(Extracted data entries)
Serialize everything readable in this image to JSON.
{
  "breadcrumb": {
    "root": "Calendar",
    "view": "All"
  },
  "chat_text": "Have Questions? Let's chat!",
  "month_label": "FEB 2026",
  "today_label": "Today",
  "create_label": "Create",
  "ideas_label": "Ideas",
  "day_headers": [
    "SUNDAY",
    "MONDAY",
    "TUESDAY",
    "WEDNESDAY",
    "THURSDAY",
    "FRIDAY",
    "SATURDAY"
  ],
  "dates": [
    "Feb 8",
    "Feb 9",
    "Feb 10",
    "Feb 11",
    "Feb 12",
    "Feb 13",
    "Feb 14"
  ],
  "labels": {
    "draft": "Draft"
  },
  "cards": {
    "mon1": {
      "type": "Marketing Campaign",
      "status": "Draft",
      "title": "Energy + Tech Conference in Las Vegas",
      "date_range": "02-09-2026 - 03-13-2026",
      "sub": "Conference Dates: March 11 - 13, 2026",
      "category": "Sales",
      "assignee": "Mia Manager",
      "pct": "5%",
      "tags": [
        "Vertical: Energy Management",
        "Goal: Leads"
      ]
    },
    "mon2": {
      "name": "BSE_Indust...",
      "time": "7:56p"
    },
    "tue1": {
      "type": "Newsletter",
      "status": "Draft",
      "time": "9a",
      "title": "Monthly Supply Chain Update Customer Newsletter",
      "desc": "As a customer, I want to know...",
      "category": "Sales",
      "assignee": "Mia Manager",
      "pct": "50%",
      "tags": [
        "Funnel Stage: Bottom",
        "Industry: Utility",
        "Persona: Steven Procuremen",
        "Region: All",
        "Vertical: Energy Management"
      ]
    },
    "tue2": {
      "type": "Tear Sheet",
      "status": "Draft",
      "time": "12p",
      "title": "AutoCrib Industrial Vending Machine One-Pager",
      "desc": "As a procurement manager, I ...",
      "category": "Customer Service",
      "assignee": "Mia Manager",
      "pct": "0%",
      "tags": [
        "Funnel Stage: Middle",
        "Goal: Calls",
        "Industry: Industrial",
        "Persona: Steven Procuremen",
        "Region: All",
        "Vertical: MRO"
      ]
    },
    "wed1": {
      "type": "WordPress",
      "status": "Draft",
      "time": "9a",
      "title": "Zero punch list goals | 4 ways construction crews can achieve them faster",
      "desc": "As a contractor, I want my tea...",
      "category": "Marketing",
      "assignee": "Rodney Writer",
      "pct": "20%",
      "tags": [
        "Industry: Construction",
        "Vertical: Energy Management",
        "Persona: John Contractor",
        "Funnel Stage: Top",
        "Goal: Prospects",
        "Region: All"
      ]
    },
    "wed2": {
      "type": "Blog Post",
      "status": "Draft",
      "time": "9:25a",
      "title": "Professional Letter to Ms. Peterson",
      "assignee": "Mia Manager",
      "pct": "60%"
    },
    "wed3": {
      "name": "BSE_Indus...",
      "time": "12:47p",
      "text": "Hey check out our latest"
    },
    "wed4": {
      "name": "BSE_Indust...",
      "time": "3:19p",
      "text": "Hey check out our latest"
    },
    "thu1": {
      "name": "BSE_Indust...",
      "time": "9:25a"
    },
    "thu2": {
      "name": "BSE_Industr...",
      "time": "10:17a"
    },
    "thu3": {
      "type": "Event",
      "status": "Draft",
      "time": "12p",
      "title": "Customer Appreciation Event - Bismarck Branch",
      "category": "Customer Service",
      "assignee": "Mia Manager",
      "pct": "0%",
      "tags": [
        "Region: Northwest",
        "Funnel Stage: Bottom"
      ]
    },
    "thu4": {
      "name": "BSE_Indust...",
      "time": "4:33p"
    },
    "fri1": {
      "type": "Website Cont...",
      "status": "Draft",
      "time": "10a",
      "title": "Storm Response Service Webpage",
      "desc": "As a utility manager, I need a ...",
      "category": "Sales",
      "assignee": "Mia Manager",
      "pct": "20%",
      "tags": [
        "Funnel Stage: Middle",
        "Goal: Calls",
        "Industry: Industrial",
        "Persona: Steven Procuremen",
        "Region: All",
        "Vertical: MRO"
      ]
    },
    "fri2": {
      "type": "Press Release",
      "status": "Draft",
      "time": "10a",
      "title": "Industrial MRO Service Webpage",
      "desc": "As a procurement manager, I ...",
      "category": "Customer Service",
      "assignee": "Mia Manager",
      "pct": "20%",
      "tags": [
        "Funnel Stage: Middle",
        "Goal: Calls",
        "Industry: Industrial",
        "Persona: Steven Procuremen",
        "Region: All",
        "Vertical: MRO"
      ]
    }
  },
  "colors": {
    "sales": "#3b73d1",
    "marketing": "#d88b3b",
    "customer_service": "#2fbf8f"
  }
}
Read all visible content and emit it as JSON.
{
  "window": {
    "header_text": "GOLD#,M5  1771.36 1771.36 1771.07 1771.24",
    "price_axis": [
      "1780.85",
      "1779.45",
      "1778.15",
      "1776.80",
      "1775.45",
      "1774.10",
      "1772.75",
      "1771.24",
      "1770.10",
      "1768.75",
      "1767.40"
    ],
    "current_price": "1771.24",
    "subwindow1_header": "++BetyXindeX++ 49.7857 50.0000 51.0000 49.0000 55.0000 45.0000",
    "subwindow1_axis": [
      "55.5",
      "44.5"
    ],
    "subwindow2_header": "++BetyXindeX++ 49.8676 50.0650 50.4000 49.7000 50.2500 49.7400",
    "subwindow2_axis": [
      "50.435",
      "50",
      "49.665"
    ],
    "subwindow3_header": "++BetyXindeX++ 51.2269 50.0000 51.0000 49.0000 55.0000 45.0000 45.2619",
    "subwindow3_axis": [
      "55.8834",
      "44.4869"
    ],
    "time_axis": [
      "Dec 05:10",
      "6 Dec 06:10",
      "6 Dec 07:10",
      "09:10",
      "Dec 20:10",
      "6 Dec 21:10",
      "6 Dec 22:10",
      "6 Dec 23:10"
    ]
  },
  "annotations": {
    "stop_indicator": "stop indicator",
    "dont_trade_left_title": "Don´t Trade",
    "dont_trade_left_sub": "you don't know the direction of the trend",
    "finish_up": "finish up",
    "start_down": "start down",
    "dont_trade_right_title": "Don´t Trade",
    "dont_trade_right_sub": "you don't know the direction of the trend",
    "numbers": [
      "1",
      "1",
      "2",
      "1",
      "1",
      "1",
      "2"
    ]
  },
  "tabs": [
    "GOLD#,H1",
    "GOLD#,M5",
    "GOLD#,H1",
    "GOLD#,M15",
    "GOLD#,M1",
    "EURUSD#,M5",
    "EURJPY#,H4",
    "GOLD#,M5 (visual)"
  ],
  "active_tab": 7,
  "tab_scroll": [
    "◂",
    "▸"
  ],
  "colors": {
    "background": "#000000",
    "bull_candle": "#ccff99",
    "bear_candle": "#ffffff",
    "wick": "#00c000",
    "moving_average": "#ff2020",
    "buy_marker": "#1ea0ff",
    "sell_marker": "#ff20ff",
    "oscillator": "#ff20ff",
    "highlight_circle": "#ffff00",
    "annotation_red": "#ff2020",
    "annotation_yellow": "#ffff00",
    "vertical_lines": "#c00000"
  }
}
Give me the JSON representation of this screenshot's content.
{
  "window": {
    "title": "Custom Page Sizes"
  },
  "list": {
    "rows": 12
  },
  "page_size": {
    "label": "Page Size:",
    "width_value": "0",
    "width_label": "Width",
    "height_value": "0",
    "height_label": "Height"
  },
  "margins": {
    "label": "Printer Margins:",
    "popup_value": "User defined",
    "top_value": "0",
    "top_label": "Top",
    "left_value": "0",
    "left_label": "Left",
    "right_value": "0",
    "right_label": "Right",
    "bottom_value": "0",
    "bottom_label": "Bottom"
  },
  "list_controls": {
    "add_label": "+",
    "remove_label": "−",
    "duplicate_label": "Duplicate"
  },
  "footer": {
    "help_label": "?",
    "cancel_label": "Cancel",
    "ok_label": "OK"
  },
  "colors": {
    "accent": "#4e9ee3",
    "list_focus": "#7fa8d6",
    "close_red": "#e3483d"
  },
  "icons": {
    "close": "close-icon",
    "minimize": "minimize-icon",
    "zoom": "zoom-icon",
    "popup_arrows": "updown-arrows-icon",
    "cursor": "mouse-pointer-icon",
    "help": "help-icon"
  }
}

**Aim:** Each line from the one containing "Give me the" to the end of the listing above should be copied exactly, and nothing else.

**Solution to this task:**
Give me the JSON representation of this screenshot's content.
{
  "window": {
    "title": "Custom Page Sizes"
  },
  "list": {
    "rows": 12
  },
  "page_size": {
    "label": "Page Size:",
    "width_value": "0",
    "width_label": "Width",
    "height_value": "0",
    "height_label": "Height"
  },
  "margins": {
    "label": "Printer Margins:",
    "popup_value": "User defined",
    "top_value": "0",
    "top_label": "Top",
    "left_value": "0",
    "left_label": "Left",
    "right_value": "0",
    "right_label": "Right",
    "bottom_value": "0",
    "bottom_label": "Bottom"
  },
  "list_controls": {
    "add_label": "+",
    "remove_label": "−",
    "duplicate_label": "Duplicate"
  },
  "footer": {
    "help_label": "?",
    "cancel_label": "Cancel",
    "ok_label": "OK"
  },
  "colors": {
    "accent": "#4e9ee3",
    "list_focus": "#7fa8d6",
    "close_red": "#e3483d"
  },
  "icons": {
    "close": "close-icon",
    "minimize": "minimize-icon",
    "zoom": "zoom-icon",
    "popup_arrows": "updown-arrows-icon",
    "cursor": "mouse-pointer-icon",
    "help": "help-icon"
  }
}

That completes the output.